=== Supplied entries ===

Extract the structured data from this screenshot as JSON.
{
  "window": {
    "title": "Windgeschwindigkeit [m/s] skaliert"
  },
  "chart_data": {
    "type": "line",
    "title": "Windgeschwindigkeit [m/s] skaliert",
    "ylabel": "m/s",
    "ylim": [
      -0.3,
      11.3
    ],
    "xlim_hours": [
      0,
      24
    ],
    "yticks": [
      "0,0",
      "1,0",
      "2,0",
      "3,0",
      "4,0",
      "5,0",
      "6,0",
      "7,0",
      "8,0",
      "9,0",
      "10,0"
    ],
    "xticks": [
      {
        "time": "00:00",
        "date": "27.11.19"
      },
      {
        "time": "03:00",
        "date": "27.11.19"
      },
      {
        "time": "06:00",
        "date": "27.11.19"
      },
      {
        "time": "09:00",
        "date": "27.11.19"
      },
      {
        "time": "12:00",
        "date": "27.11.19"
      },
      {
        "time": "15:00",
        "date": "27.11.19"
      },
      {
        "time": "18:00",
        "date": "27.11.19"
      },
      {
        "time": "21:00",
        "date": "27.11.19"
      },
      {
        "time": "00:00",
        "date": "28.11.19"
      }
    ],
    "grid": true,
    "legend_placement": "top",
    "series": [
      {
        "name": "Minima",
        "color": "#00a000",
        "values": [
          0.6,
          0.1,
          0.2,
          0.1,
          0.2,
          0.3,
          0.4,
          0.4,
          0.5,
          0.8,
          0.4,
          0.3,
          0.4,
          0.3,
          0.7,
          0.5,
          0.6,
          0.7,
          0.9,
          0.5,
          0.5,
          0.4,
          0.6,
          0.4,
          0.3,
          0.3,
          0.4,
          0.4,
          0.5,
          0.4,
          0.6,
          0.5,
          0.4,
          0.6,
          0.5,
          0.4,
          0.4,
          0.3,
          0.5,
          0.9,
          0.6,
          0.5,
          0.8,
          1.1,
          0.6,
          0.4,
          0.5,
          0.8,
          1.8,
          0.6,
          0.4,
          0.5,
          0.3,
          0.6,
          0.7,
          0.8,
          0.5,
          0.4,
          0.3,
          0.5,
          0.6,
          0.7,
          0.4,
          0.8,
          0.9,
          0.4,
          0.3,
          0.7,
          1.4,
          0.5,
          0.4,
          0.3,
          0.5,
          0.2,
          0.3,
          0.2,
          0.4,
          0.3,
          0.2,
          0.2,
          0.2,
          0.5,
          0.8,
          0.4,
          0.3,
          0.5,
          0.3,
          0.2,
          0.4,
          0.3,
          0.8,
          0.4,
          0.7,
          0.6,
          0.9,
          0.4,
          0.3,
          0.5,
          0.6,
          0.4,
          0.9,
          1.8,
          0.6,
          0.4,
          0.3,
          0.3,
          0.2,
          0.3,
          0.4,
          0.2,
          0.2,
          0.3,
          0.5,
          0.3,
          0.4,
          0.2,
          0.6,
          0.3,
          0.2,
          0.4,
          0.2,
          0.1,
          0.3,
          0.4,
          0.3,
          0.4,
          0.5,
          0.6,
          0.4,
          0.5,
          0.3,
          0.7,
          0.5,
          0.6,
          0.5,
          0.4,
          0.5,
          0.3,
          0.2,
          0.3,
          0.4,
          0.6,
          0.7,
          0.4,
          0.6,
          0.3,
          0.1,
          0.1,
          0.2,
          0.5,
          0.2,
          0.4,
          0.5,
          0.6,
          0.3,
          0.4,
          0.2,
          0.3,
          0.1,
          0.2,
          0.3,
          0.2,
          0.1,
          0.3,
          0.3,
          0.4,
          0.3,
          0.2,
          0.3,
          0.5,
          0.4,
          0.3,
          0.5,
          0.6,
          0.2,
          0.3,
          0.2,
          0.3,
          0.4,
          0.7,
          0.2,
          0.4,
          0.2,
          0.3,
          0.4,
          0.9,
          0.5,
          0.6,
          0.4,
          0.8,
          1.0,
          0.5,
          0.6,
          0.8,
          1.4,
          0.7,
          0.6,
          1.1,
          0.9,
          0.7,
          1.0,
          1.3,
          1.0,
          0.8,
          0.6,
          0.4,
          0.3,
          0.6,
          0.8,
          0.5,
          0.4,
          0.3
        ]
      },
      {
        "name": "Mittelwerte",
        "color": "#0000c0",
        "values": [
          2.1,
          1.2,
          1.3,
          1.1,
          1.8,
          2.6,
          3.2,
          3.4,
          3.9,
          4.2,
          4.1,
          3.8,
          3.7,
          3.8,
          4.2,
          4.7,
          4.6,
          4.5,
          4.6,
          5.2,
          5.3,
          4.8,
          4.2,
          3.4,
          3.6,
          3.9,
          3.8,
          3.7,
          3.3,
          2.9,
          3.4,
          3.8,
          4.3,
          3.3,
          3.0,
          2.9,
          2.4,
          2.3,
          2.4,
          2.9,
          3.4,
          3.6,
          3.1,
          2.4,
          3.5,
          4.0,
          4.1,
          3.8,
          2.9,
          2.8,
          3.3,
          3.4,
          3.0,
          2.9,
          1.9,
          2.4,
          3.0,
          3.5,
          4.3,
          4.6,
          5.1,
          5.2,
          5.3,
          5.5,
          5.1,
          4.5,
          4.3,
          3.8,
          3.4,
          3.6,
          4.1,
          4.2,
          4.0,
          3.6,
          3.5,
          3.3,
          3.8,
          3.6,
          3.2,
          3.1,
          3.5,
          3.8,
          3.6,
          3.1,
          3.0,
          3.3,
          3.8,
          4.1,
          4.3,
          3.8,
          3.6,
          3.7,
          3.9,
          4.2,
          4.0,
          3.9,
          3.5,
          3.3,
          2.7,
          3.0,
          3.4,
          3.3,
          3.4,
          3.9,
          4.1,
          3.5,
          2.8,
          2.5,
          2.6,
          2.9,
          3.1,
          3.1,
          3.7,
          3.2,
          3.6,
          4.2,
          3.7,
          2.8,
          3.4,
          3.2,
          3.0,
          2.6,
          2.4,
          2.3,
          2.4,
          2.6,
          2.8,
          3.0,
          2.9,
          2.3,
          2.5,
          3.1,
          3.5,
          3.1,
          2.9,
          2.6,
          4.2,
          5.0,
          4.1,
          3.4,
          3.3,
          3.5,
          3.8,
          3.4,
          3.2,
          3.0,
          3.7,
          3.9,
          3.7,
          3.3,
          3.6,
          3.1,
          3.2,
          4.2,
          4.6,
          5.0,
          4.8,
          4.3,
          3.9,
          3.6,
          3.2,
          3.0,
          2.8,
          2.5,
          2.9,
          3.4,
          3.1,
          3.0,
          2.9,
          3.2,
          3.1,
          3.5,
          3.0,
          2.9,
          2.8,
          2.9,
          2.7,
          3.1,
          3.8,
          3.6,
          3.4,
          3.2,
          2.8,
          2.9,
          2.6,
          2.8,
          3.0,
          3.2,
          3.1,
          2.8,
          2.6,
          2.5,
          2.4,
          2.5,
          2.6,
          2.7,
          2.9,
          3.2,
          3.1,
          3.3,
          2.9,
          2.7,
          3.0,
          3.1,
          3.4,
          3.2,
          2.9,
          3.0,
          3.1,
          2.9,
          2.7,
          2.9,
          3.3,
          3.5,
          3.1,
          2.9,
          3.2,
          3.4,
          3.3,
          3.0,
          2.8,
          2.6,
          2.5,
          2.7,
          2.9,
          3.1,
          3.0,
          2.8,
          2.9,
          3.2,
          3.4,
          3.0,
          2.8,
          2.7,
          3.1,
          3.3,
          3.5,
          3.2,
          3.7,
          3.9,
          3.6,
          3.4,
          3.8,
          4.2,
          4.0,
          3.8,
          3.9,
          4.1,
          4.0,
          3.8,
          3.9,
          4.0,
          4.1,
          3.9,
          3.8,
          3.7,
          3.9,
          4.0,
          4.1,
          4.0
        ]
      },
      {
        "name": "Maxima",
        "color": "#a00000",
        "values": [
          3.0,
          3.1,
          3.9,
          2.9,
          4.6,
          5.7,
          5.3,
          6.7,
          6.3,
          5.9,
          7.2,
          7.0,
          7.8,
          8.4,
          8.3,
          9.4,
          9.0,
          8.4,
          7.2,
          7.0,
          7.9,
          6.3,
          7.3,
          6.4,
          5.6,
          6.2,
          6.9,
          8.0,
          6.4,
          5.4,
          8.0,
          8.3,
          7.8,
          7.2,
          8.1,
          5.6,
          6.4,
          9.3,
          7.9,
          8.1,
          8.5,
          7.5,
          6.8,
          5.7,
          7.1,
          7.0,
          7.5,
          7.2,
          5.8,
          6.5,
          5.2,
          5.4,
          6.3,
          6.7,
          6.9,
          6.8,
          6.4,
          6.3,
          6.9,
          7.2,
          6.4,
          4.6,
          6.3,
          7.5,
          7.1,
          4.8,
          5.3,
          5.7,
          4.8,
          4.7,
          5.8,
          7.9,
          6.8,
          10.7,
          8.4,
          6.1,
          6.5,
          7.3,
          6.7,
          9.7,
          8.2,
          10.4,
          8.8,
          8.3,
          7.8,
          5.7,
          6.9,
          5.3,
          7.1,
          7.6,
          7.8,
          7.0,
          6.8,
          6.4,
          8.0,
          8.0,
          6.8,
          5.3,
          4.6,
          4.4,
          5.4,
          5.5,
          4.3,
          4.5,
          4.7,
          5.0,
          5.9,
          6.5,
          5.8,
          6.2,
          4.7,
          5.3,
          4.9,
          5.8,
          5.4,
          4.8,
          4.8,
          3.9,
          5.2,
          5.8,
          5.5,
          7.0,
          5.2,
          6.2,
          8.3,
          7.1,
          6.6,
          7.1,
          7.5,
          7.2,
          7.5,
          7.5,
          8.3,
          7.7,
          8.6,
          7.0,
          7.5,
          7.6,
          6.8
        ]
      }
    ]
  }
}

===

▸ What to work on
Copy out each line of the data where the string "title" appears.

▸ Task response
    "title": "Windgeschwindigkeit [m/s] skaliert"
    "title": "Windgeschwindigkeit [m/s] skaliert",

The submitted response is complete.